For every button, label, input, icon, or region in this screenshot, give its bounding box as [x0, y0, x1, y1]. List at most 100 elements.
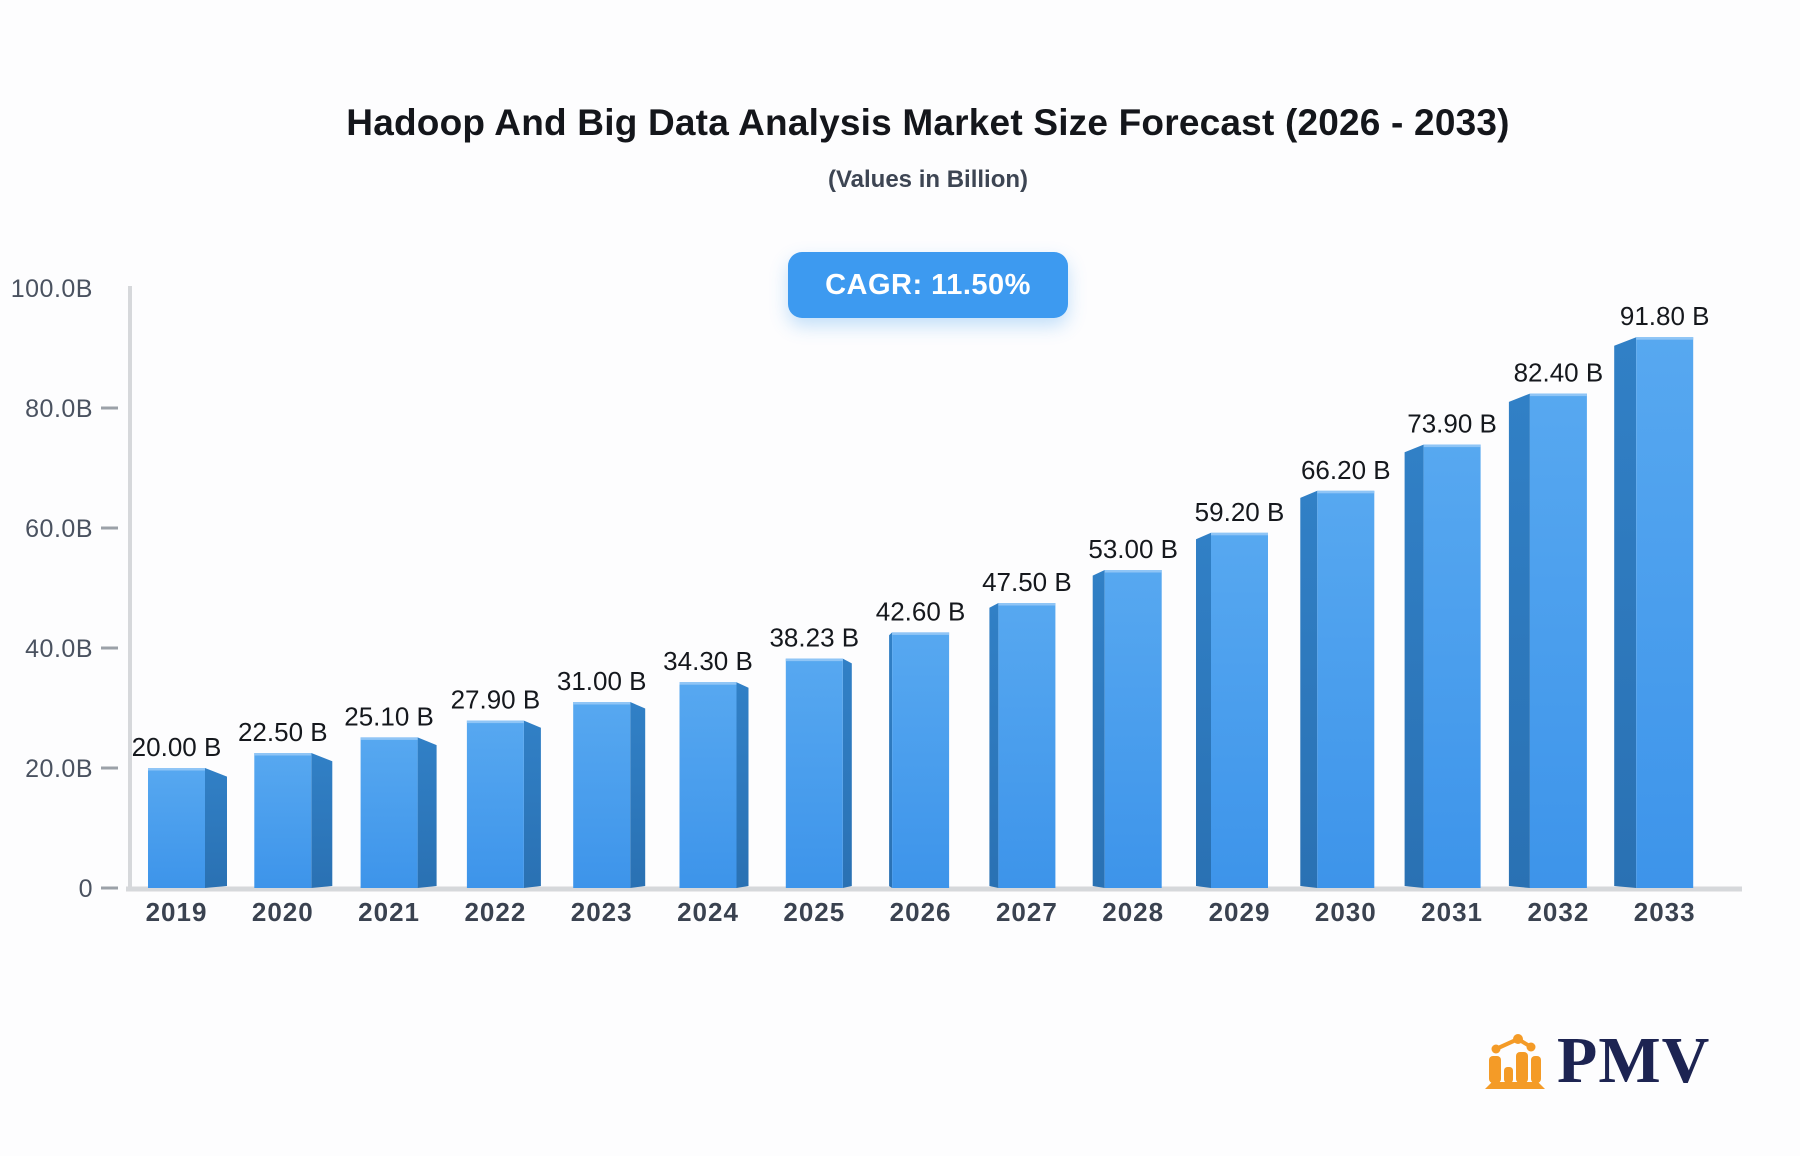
bar-value-label: 73.90 B — [1407, 409, 1497, 439]
bar-side-face — [417, 737, 437, 888]
bar-top-edge — [466, 720, 524, 724]
bar-value-label: 34.30 B — [663, 646, 753, 676]
bar-front-face — [679, 682, 737, 888]
bar-side-face — [989, 603, 999, 888]
bar-value-label: 22.50 B — [238, 717, 328, 747]
bar-side-face — [1300, 490, 1318, 888]
bar-value-label: 47.50 B — [982, 567, 1072, 597]
bar-side-face — [630, 702, 646, 888]
x-axis-label: 2033 — [1634, 897, 1696, 927]
bar-value-label: 66.20 B — [1301, 455, 1391, 485]
x-axis-label: 2031 — [1421, 897, 1483, 927]
x-axis-label: 2021 — [358, 897, 420, 927]
bar-front-face — [573, 702, 631, 888]
y-axis-tick-label: 100.0B — [11, 275, 93, 303]
x-axis-label: 2024 — [677, 897, 739, 927]
bar-value-label: 82.40 B — [1514, 358, 1604, 388]
x-axis-label: 2029 — [1209, 897, 1271, 927]
bar-top-edge — [998, 603, 1056, 606]
bar-side-face — [1092, 570, 1105, 888]
pmv-logo: PMV — [1483, 1028, 1710, 1094]
bar-front-face — [1636, 337, 1694, 888]
bar-top-edge — [679, 682, 737, 685]
bar-2028: 53.00 B 2028 — [1088, 534, 1178, 927]
bar-2030: 66.20 B 2030 — [1300, 455, 1391, 927]
bar-top-edge — [573, 702, 631, 705]
page-title: Hadoop And Big Data Analysis Market Size… — [346, 102, 1510, 143]
bar-value-label: 53.00 B — [1088, 534, 1178, 564]
bar-2029: 59.20 B 2029 — [1195, 497, 1285, 927]
y-axis-tick-label: 40.0B — [25, 635, 93, 663]
bar-value-label: 59.20 B — [1195, 497, 1285, 527]
x-axis-label: 2028 — [1102, 897, 1164, 927]
bar-top-edge — [1104, 570, 1162, 573]
x-axis-label: 2022 — [464, 897, 526, 927]
bar-value-label: 20.00 B — [132, 732, 222, 762]
x-axis-label: 2023 — [571, 897, 633, 927]
bar-front-face — [1529, 393, 1587, 888]
bar-top-edge — [1211, 532, 1268, 536]
bar-value-label: 31.00 B — [557, 666, 647, 696]
bar-front-face — [466, 720, 524, 888]
bar-top-edge — [1317, 490, 1375, 494]
bar-top-edge — [1529, 393, 1587, 397]
bar-side-face — [1196, 532, 1211, 888]
bar-front-face — [254, 753, 312, 888]
logo-text: PMV — [1557, 1024, 1711, 1097]
bar-2032: 82.40 B 2032 — [1508, 358, 1604, 927]
bar-2022: 27.90 B 2022 — [451, 685, 541, 927]
bar-front-face — [360, 737, 418, 888]
x-axis-label: 2025 — [783, 897, 845, 927]
bar-2024: 34.30 B 2024 — [663, 646, 753, 927]
bar-front-face — [148, 768, 205, 888]
bar-value-label: 38.23 B — [769, 623, 859, 653]
bar-2019: 20.00 B 2019 — [132, 732, 227, 927]
bar-2021: 25.10 B 2021 — [344, 701, 437, 927]
bar-top-edge — [892, 632, 950, 635]
bar-front-face — [892, 632, 950, 888]
x-axis-label: 2030 — [1315, 897, 1377, 927]
bar-side-face — [736, 682, 749, 888]
bar-top-edge — [1423, 444, 1481, 448]
bar-side-face — [842, 658, 852, 888]
bar-front-face — [1423, 444, 1481, 888]
bar-side-face — [1404, 444, 1424, 888]
bar-2025: 38.23 B 2025 — [769, 623, 859, 927]
bar-2023: 31.00 B 2023 — [557, 666, 647, 927]
bar-front-face — [1104, 570, 1162, 888]
bar-value-label: 27.90 B — [451, 685, 541, 715]
bar-side-face — [1508, 393, 1530, 888]
bar-side-face — [311, 753, 333, 888]
bar-value-label: 91.80 B — [1620, 301, 1710, 331]
bar-value-label: 25.10 B — [344, 701, 434, 731]
bar-2026: 42.60 B 2026 — [876, 596, 966, 927]
x-axis-label: 2020 — [252, 897, 314, 927]
bar-top-edge — [785, 658, 843, 662]
bar-front-face — [1211, 532, 1268, 888]
bar-side-face — [523, 720, 541, 888]
bar-top-edge — [254, 753, 312, 756]
bar-top-edge — [360, 737, 418, 740]
y-axis-tick-label: 80.0B — [25, 395, 93, 423]
bar-2031: 73.90 B 2031 — [1404, 409, 1497, 927]
bar-front-face — [1317, 490, 1375, 888]
bar-top-edge — [1636, 337, 1694, 340]
page-subtitle: (Values in Billion) — [827, 166, 1029, 193]
bar-value-label: 42.60 B — [876, 596, 966, 626]
bar-side-face — [889, 632, 893, 888]
bar-front-face — [785, 658, 843, 888]
y-axis-tick-label: 20.0B — [25, 755, 93, 783]
x-axis-label: 2032 — [1527, 897, 1589, 927]
bar-top-edge — [148, 768, 205, 771]
bar-2020: 22.50 B 2020 — [238, 717, 333, 927]
y-axis-tick-label: 60.0B — [25, 515, 93, 543]
bar-side-face — [1614, 337, 1637, 888]
bar-2033: 91.80 B 2033 — [1614, 301, 1710, 927]
y-axis-tick-label: 0 — [79, 875, 93, 903]
x-axis-label: 2026 — [890, 897, 952, 927]
bar-side-face — [205, 768, 227, 888]
x-axis-label: 2019 — [146, 897, 208, 927]
bar-2027: 47.50 B 2027 — [982, 567, 1072, 927]
bar-front-face — [998, 603, 1056, 888]
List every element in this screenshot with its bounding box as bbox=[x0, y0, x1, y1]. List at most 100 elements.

****

| PROBLEM REQUIREMENTS |
Rewrite all the records with "screenshot" swapped for "image" and everything else left as it is. Omit the pictures from your answer.

| THE COMPLETED TASK |
For every button, label, input, icon, or region in this image, give its bounding box as [x0, y0, x1, y1]. List at most 100 elements.
bar-value-label: 73.90 B — [1407, 409, 1497, 439]
bar-side-face — [417, 737, 437, 888]
bar-top-edge — [466, 720, 524, 724]
bar-value-label: 34.30 B — [663, 646, 753, 676]
bar-front-face — [679, 682, 737, 888]
bar-side-face — [989, 603, 999, 888]
bar-value-label: 22.50 B — [238, 717, 328, 747]
bar-side-face — [1300, 490, 1318, 888]
bar-value-label: 47.50 B — [982, 567, 1072, 597]
bar-side-face — [630, 702, 646, 888]
x-axis-label: 2033 — [1634, 897, 1696, 927]
bar-value-label: 66.20 B — [1301, 455, 1391, 485]
x-axis-label: 2031 — [1421, 897, 1483, 927]
x-axis-label: 2021 — [358, 897, 420, 927]
bar-front-face — [573, 702, 631, 888]
y-axis-tick-label: 100.0B — [11, 275, 93, 303]
x-axis-label: 2024 — [677, 897, 739, 927]
bar-value-label: 82.40 B — [1514, 358, 1604, 388]
x-axis-label: 2029 — [1209, 897, 1271, 927]
bar-top-edge — [998, 603, 1056, 606]
bar-side-face — [1092, 570, 1105, 888]
pmv-logo: PMV — [1483, 1028, 1710, 1094]
bar-front-face — [1636, 337, 1694, 888]
bar-top-edge — [679, 682, 737, 685]
bar-2028: 53.00 B 2028 — [1088, 534, 1178, 927]
bar-2030: 66.20 B 2030 — [1300, 455, 1391, 927]
bar-top-edge — [573, 702, 631, 705]
page-title: Hadoop And Big Data Analysis Market Size… — [346, 102, 1510, 143]
bar-value-label: 53.00 B — [1088, 534, 1178, 564]
bar-2029: 59.20 B 2029 — [1195, 497, 1285, 927]
y-axis-tick-label: 40.0B — [25, 635, 93, 663]
bar-value-label: 59.20 B — [1195, 497, 1285, 527]
x-axis-label: 2028 — [1102, 897, 1164, 927]
bar-top-edge — [1104, 570, 1162, 573]
x-axis-label: 2022 — [464, 897, 526, 927]
bar-value-label: 20.00 B — [132, 732, 222, 762]
x-axis-label: 2023 — [571, 897, 633, 927]
bar-front-face — [1529, 393, 1587, 888]
bar-top-edge — [1211, 532, 1268, 536]
bar-value-label: 31.00 B — [557, 666, 647, 696]
bar-front-face — [466, 720, 524, 888]
bar-top-edge — [1317, 490, 1375, 494]
bar-top-edge — [1529, 393, 1587, 397]
bar-side-face — [1196, 532, 1211, 888]
bar-front-face — [254, 753, 312, 888]
logo-text: PMV — [1557, 1024, 1711, 1097]
bar-2032: 82.40 B 2032 — [1508, 358, 1604, 927]
bar-2022: 27.90 B 2022 — [451, 685, 541, 927]
bar-front-face — [360, 737, 418, 888]
x-axis-label: 2025 — [783, 897, 845, 927]
bar-2024: 34.30 B 2024 — [663, 646, 753, 927]
bar-front-face — [148, 768, 205, 888]
bar-value-label: 38.23 B — [769, 623, 859, 653]
bar-2019: 20.00 B 2019 — [132, 732, 227, 927]
bar-2021: 25.10 B 2021 — [344, 701, 437, 927]
bar-top-edge — [892, 632, 950, 635]
bar-front-face — [892, 632, 950, 888]
x-axis-label: 2030 — [1315, 897, 1377, 927]
bar-side-face — [736, 682, 749, 888]
bar-top-edge — [1423, 444, 1481, 448]
bar-side-face — [842, 658, 852, 888]
bar-front-face — [1423, 444, 1481, 888]
bar-side-face — [1404, 444, 1424, 888]
bar-2025: 38.23 B 2025 — [769, 623, 859, 927]
bar-2023: 31.00 B 2023 — [557, 666, 647, 927]
bar-front-face — [1104, 570, 1162, 888]
bar-value-label: 27.90 B — [451, 685, 541, 715]
bar-side-face — [1508, 393, 1530, 888]
bar-side-face — [311, 753, 333, 888]
bar-value-label: 91.80 B — [1620, 301, 1710, 331]
bar-value-label: 25.10 B — [344, 701, 434, 731]
bar-2026: 42.60 B 2026 — [876, 596, 966, 927]
x-axis-label: 2020 — [252, 897, 314, 927]
bar-top-edge — [785, 658, 843, 662]
bar-front-face — [1211, 532, 1268, 888]
bar-side-face — [523, 720, 541, 888]
bar-top-edge — [254, 753, 312, 756]
bar-top-edge — [360, 737, 418, 740]
y-axis-tick-label: 80.0B — [25, 395, 93, 423]
bar-2031: 73.90 B 2031 — [1404, 409, 1497, 927]
bar-front-face — [1317, 490, 1375, 888]
bar-top-edge — [1636, 337, 1694, 340]
page-subtitle: (Values in Billion) — [827, 166, 1029, 193]
bar-value-label: 42.60 B — [876, 596, 966, 626]
bar-side-face — [889, 632, 893, 888]
bar-front-face — [785, 658, 843, 888]
y-axis-tick-label: 20.0B — [25, 755, 93, 783]
x-axis-label: 2032 — [1527, 897, 1589, 927]
bar-top-edge — [148, 768, 205, 771]
bar-2020: 22.50 B 2020 — [238, 717, 333, 927]
y-axis-tick-label: 60.0B — [25, 515, 93, 543]
bar-side-face — [1614, 337, 1637, 888]
bar-2033: 91.80 B 2033 — [1614, 301, 1710, 927]
y-axis-tick-label: 0 — [79, 875, 93, 903]
x-axis-label: 2026 — [890, 897, 952, 927]
bar-side-face — [205, 768, 227, 888]
x-axis-label: 2019 — [146, 897, 208, 927]
bar-2027: 47.50 B 2027 — [982, 567, 1072, 927]
bar-front-face — [998, 603, 1056, 888]
List every element in this image with its bounding box as bbox=[x0, y0, x1, y1]. List at most 100 elements.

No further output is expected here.